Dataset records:
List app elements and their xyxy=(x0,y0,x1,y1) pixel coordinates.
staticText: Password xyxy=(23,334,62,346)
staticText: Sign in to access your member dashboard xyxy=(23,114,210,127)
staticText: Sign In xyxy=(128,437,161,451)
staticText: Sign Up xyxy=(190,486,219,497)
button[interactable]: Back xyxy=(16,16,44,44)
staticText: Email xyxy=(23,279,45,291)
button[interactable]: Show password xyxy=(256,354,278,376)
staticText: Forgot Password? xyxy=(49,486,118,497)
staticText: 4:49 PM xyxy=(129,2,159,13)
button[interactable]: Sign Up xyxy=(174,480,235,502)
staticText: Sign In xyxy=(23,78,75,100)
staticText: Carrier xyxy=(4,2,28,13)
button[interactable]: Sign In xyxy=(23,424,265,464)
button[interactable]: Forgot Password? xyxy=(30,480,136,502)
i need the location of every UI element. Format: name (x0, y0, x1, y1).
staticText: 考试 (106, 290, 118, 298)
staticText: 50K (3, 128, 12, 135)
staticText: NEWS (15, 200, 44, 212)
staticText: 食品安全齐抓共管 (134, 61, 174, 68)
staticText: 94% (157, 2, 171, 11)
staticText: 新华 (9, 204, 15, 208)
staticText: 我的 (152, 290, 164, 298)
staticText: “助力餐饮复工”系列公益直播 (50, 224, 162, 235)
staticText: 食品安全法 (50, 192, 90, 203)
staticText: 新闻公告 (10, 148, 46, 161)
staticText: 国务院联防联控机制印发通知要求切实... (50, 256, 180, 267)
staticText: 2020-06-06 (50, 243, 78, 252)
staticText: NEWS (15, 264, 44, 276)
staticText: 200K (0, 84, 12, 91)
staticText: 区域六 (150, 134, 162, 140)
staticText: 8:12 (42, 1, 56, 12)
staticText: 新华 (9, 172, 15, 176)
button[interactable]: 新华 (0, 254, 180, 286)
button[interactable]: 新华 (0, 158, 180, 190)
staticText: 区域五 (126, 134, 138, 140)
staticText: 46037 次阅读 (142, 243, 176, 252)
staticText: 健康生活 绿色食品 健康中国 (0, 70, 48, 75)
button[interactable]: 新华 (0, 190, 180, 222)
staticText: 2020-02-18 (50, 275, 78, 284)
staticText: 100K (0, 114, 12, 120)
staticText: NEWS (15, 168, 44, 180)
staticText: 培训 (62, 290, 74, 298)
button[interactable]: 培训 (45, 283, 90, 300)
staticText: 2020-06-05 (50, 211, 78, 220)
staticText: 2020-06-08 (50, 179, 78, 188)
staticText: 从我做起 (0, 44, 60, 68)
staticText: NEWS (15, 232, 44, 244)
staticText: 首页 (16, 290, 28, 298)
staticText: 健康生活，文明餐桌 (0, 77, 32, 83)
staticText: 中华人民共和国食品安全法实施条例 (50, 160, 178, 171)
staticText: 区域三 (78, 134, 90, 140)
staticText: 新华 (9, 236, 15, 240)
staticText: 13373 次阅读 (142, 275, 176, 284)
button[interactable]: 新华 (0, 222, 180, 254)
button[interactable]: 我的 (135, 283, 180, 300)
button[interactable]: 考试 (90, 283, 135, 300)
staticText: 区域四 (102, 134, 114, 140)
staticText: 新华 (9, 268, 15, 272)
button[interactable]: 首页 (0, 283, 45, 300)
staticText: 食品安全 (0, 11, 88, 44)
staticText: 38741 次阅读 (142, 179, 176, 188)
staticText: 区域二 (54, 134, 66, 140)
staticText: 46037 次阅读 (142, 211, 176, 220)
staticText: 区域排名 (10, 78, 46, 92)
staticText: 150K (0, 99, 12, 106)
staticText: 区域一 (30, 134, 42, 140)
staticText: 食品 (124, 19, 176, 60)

■ AIM ■
Copy every line of the data above character for character, changing nothing.

■ TASK ANSWER ■
List app elements and their xyxy=(x0,y0,x1,y1) pixel coordinates.
staticText: Password xyxy=(23,334,62,346)
staticText: Sign in to access your member dashboard xyxy=(23,114,210,127)
staticText: Sign In xyxy=(128,437,161,451)
staticText: Sign Up xyxy=(190,486,219,497)
button[interactable]: Back xyxy=(16,16,44,44)
staticText: Email xyxy=(23,279,45,291)
button[interactable]: Show password xyxy=(256,354,278,376)
staticText: Forgot Password? xyxy=(49,486,118,497)
staticText: 4:49 PM xyxy=(129,2,159,13)
button[interactable]: Sign Up xyxy=(174,480,235,502)
staticText: Sign In xyxy=(23,78,75,100)
staticText: Carrier xyxy=(4,2,28,13)
button[interactable]: Sign In xyxy=(23,424,265,464)
button[interactable]: Forgot Password? xyxy=(30,480,136,502)
i need the location of every UI element. Format: name (x0, y0, x1, y1).
staticText: 考试 (106, 290, 118, 298)
staticText: 50K (3, 128, 12, 135)
staticText: NEWS (15, 200, 44, 212)
staticText: 食品安全齐抓共管 (134, 61, 174, 68)
staticText: 94% (157, 2, 171, 11)
staticText: 新华 (9, 204, 15, 208)
staticText: 我的 (152, 290, 164, 298)
staticText: “助力餐饮复工”系列公益直播 (50, 224, 162, 235)
staticText: 食品安全法 (50, 192, 90, 203)
staticText: 新闻公告 (10, 148, 46, 161)
staticText: 国务院联防联控机制印发通知要求切实... (50, 256, 180, 267)
staticText: 2020-06-06 (50, 243, 78, 252)
staticText: NEWS (15, 264, 44, 276)
staticText: 200K (0, 84, 12, 91)
staticText: 区域六 (150, 134, 162, 140)
staticText: 8:12 (42, 1, 56, 12)
staticText: 新华 (9, 172, 15, 176)
button[interactable]: 新华 (0, 254, 180, 286)
button[interactable]: 新华 (0, 158, 180, 190)
staticText: 区域五 (126, 134, 138, 140)
staticText: 46037 次阅读 (142, 243, 176, 252)
staticText: 健康生活 绿色食品 健康中国 (0, 70, 48, 75)
button[interactable]: 新华 (0, 190, 180, 222)
staticText: 2020-02-18 (50, 275, 78, 284)
staticText: 100K (0, 114, 12, 120)
staticText: NEWS (15, 168, 44, 180)
staticText: 培训 (62, 290, 74, 298)
button[interactable]: 培训 (45, 283, 90, 300)
staticText: 2020-06-05 (50, 211, 78, 220)
staticText: 2020-06-08 (50, 179, 78, 188)
staticText: 从我做起 (0, 44, 60, 68)
staticText: NEWS (15, 232, 44, 244)
staticText: 首页 (16, 290, 28, 298)
staticText: 健康生活，文明餐桌 (0, 77, 32, 83)
staticText: 中华人民共和国食品安全法实施条例 (50, 160, 178, 171)
staticText: 区域三 (78, 134, 90, 140)
staticText: 新华 (9, 236, 15, 240)
staticText: 13373 次阅读 (142, 275, 176, 284)
button[interactable]: 新华 (0, 222, 180, 254)
button[interactable]: 我的 (135, 283, 180, 300)
button[interactable]: 考试 (90, 283, 135, 300)
staticText: 区域四 (102, 134, 114, 140)
staticText: 新华 (9, 268, 15, 272)
button[interactable]: 首页 (0, 283, 45, 300)
staticText: 食品安全 (0, 11, 88, 44)
staticText: 38741 次阅读 (142, 179, 176, 188)
staticText: 区域二 (54, 134, 66, 140)
staticText: 46037 次阅读 (142, 211, 176, 220)
staticText: 区域排名 (10, 78, 46, 92)
staticText: 150K (0, 99, 12, 106)
staticText: 区域一 (30, 134, 42, 140)
staticText: 食品 (124, 19, 176, 60)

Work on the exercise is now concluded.